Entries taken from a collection
-=-=-=-=-
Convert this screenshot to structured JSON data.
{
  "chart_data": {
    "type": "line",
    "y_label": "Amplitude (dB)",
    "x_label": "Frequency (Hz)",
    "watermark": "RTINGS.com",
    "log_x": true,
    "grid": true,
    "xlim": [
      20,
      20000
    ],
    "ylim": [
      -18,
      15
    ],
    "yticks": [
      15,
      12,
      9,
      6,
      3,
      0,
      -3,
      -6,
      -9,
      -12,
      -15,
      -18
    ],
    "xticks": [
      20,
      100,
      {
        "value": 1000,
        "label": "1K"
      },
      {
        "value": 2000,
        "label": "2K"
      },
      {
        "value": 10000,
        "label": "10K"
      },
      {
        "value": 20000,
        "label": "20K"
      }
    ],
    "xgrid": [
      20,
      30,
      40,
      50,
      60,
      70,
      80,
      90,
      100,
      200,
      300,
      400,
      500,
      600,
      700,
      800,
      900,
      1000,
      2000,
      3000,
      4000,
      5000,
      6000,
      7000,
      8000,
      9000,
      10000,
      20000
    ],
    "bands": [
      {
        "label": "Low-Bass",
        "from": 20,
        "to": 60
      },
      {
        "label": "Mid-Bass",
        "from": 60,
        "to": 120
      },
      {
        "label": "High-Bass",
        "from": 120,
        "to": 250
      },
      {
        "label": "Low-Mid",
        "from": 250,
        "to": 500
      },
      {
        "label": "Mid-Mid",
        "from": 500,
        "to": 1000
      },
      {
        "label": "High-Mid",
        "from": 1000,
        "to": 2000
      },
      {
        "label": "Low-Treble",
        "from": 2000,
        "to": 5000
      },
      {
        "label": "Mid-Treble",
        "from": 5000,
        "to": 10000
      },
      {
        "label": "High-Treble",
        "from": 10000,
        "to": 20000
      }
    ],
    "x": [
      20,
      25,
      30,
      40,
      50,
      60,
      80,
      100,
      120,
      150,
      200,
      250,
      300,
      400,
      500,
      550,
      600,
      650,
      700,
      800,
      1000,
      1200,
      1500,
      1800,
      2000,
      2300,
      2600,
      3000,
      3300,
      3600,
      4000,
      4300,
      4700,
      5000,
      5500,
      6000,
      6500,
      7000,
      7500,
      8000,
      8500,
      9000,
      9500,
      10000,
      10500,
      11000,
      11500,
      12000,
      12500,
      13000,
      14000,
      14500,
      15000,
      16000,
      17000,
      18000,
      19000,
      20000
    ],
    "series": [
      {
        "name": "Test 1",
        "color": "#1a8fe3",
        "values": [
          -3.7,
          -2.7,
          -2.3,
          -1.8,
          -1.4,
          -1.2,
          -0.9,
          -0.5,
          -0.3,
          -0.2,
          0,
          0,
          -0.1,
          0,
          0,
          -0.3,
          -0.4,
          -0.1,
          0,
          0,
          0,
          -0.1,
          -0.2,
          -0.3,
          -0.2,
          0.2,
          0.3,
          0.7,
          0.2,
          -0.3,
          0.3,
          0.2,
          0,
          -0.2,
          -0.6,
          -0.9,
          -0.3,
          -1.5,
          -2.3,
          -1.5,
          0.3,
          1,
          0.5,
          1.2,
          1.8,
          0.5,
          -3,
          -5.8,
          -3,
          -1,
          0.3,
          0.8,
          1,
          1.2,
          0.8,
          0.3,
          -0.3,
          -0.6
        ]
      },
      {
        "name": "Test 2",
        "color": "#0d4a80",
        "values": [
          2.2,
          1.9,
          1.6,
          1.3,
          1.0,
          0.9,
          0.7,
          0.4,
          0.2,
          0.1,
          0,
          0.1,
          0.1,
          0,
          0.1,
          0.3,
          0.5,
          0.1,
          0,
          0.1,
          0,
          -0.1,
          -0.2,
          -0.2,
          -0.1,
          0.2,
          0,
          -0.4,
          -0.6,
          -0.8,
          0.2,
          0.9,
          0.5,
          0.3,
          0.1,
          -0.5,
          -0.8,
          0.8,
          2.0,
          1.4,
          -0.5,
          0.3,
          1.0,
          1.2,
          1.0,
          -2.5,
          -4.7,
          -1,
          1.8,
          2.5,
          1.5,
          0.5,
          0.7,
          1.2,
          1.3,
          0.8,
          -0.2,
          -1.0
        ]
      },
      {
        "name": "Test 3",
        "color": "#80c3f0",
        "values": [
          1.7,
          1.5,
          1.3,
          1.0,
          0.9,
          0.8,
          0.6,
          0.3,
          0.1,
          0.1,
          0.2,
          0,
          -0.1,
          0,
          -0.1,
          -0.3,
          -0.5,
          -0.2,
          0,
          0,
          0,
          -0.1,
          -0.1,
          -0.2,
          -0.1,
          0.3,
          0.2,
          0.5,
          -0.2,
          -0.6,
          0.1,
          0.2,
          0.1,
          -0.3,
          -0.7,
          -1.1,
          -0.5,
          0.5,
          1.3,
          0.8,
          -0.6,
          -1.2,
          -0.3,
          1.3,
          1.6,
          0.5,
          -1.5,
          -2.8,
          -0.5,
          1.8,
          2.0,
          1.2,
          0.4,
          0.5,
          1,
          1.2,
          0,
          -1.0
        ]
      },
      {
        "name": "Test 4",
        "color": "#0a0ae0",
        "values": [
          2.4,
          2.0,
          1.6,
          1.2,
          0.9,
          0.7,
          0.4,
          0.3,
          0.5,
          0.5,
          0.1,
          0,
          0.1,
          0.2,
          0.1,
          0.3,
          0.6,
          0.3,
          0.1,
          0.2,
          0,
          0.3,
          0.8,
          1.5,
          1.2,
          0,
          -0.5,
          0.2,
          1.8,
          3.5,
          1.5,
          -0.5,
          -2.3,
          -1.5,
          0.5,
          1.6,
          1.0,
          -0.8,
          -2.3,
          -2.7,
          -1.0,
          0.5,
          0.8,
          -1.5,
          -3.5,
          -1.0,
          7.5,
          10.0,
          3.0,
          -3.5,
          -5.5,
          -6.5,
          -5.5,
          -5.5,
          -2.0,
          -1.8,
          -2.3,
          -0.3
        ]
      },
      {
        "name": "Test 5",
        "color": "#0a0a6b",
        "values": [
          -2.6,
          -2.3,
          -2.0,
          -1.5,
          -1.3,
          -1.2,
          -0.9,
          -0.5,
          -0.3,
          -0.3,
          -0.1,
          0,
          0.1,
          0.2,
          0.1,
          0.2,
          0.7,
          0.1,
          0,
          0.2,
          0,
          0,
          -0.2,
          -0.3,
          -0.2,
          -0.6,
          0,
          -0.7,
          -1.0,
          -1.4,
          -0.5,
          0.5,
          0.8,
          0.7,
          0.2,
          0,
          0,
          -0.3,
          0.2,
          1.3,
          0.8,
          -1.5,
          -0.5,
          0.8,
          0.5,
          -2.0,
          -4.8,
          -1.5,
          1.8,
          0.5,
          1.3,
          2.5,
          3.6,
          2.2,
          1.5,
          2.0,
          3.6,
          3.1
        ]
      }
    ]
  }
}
-=-=-=-=-
→ Task objective:
Could you transcribe the records in full, exactly?

→ Response to the task:
Convert this screenshot to structured JSON data.
{
  "chart_data": {
    "type": "line",
    "y_label": "Amplitude (dB)",
    "x_label": "Frequency (Hz)",
    "watermark": "RTINGS.com",
    "log_x": true,
    "grid": true,
    "xlim": [
      20,
      20000
    ],
    "ylim": [
      -18,
      15
    ],
    "yticks": [
      15,
      12,
      9,
      6,
      3,
      0,
      -3,
      -6,
      -9,
      -12,
      -15,
      -18
    ],
    "xticks": [
      20,
      100,
      {
        "value": 1000,
        "label": "1K"
      },
      {
        "value": 2000,
        "label": "2K"
      },
      {
        "value": 10000,
        "label": "10K"
      },
      {
        "value": 20000,
        "label": "20K"
      }
    ],
    "xgrid": [
      20,
      30,
      40,
      50,
      60,
      70,
      80,
      90,
      100,
      200,
      300,
      400,
      500,
      600,
      700,
      800,
      900,
      1000,
      2000,
      3000,
      4000,
      5000,
      6000,
      7000,
      8000,
      9000,
      10000,
      20000
    ],
    "bands": [
      {
        "label": "Low-Bass",
        "from": 20,
        "to": 60
      },
      {
        "label": "Mid-Bass",
        "from": 60,
        "to": 120
      },
      {
        "label": "High-Bass",
        "from": 120,
        "to": 250
      },
      {
        "label": "Low-Mid",
        "from": 250,
        "to": 500
      },
      {
        "label": "Mid-Mid",
        "from": 500,
        "to": 1000
      },
      {
        "label": "High-Mid",
        "from": 1000,
        "to": 2000
      },
      {
        "label": "Low-Treble",
        "from": 2000,
        "to": 5000
      },
      {
        "label": "Mid-Treble",
        "from": 5000,
        "to": 10000
      },
      {
        "label": "High-Treble",
        "from": 10000,
        "to": 20000
      }
    ],
    "x": [
      20,
      25,
      30,
      40,
      50,
      60,
      80,
      100,
      120,
      150,
      200,
      250,
      300,
      400,
      500,
      550,
      600,
      650,
      700,
      800,
      1000,
      1200,
      1500,
      1800,
      2000,
      2300,
      2600,
      3000,
      3300,
      3600,
      4000,
      4300,
      4700,
      5000,
      5500,
      6000,
      6500,
      7000,
      7500,
      8000,
      8500,
      9000,
      9500,
      10000,
      10500,
      11000,
      11500,
      12000,
      12500,
      13000,
      14000,
      14500,
      15000,
      16000,
      17000,
      18000,
      19000,
      20000
    ],
    "series": [
      {
        "name": "Test 1",
        "color": "#1a8fe3",
        "values": [
          -3.7,
          -2.7,
          -2.3,
          -1.8,
          -1.4,
          -1.2,
          -0.9,
          -0.5,
          -0.3,
          -0.2,
          0,
          0,
          -0.1,
          0,
          0,
          -0.3,
          -0.4,
          -0.1,
          0,
          0,
          0,
          -0.1,
          -0.2,
          -0.3,
          -0.2,
          0.2,
          0.3,
          0.7,
          0.2,
          -0.3,
          0.3,
          0.2,
          0,
          -0.2,
          -0.6,
          -0.9,
          -0.3,
          -1.5,
          -2.3,
          -1.5,
          0.3,
          1,
          0.5,
          1.2,
          1.8,
          0.5,
          -3,
          -5.8,
          -3,
          -1,
          0.3,
          0.8,
          1,
          1.2,
          0.8,
          0.3,
          -0.3,
          -0.6
        ]
      },
      {
        "name": "Test 2",
        "color": "#0d4a80",
        "values": [
          2.2,
          1.9,
          1.6,
          1.3,
          1.0,
          0.9,
          0.7,
          0.4,
          0.2,
          0.1,
          0,
          0.1,
          0.1,
          0,
          0.1,
          0.3,
          0.5,
          0.1,
          0,
          0.1,
          0,
          -0.1,
          -0.2,
          -0.2,
          -0.1,
          0.2,
          0,
          -0.4,
          -0.6,
          -0.8,
          0.2,
          0.9,
          0.5,
          0.3,
          0.1,
          -0.5,
          -0.8,
          0.8,
          2.0,
          1.4,
          -0.5,
          0.3,
          1.0,
          1.2,
          1.0,
          -2.5,
          -4.7,
          -1,
          1.8,
          2.5,
          1.5,
          0.5,
          0.7,
          1.2,
          1.3,
          0.8,
          -0.2,
          -1.0
        ]
      },
      {
        "name": "Test 3",
        "color": "#80c3f0",
        "values": [
          1.7,
          1.5,
          1.3,
          1.0,
          0.9,
          0.8,
          0.6,
          0.3,
          0.1,
          0.1,
          0.2,
          0,
          -0.1,
          0,
          -0.1,
          -0.3,
          -0.5,
          -0.2,
          0,
          0,
          0,
          -0.1,
          -0.1,
          -0.2,
          -0.1,
          0.3,
          0.2,
          0.5,
          -0.2,
          -0.6,
          0.1,
          0.2,
          0.1,
          -0.3,
          -0.7,
          -1.1,
          -0.5,
          0.5,
          1.3,
          0.8,
          -0.6,
          -1.2,
          -0.3,
          1.3,
          1.6,
          0.5,
          -1.5,
          -2.8,
          -0.5,
          1.8,
          2.0,
          1.2,
          0.4,
          0.5,
          1,
          1.2,
          0,
          -1.0
        ]
      },
      {
        "name": "Test 4",
        "color": "#0a0ae0",
        "values": [
          2.4,
          2.0,
          1.6,
          1.2,
          0.9,
          0.7,
          0.4,
          0.3,
          0.5,
          0.5,
          0.1,
          0,
          0.1,
          0.2,
          0.1,
          0.3,
          0.6,
          0.3,
          0.1,
          0.2,
          0,
          0.3,
          0.8,
          1.5,
          1.2,
          0,
          -0.5,
          0.2,
          1.8,
          3.5,
          1.5,
          -0.5,
          -2.3,
          -1.5,
          0.5,
          1.6,
          1.0,
          -0.8,
          -2.3,
          -2.7,
          -1.0,
          0.5,
          0.8,
          -1.5,
          -3.5,
          -1.0,
          7.5,
          10.0,
          3.0,
          -3.5,
          -5.5,
          -6.5,
          -5.5,
          -5.5,
          -2.0,
          -1.8,
          -2.3,
          -0.3
        ]
      },
      {
        "name": "Test 5",
        "color": "#0a0a6b",
        "values": [
          -2.6,
          -2.3,
          -2.0,
          -1.5,
          -1.3,
          -1.2,
          -0.9,
          -0.5,
          -0.3,
          -0.3,
          -0.1,
          0,
          0.1,
          0.2,
          0.1,
          0.2,
          0.7,
          0.1,
          0,
          0.2,
          0,
          0,
          -0.2,
          -0.3,
          -0.2,
          -0.6,
          0,
          -0.7,
          -1.0,
          -1.4,
          -0.5,
          0.5,
          0.8,
          0.7,
          0.2,
          0,
          0,
          -0.3,
          0.2,
          1.3,
          0.8,
          -1.5,
          -0.5,
          0.8,
          0.5,
          -2.0,
          -4.8,
          -1.5,
          1.8,
          0.5,
          1.3,
          2.5,
          3.6,
          2.2,
          1.5,
          2.0,
          3.6,
          3.1
        ]
      }
    ]
  }
}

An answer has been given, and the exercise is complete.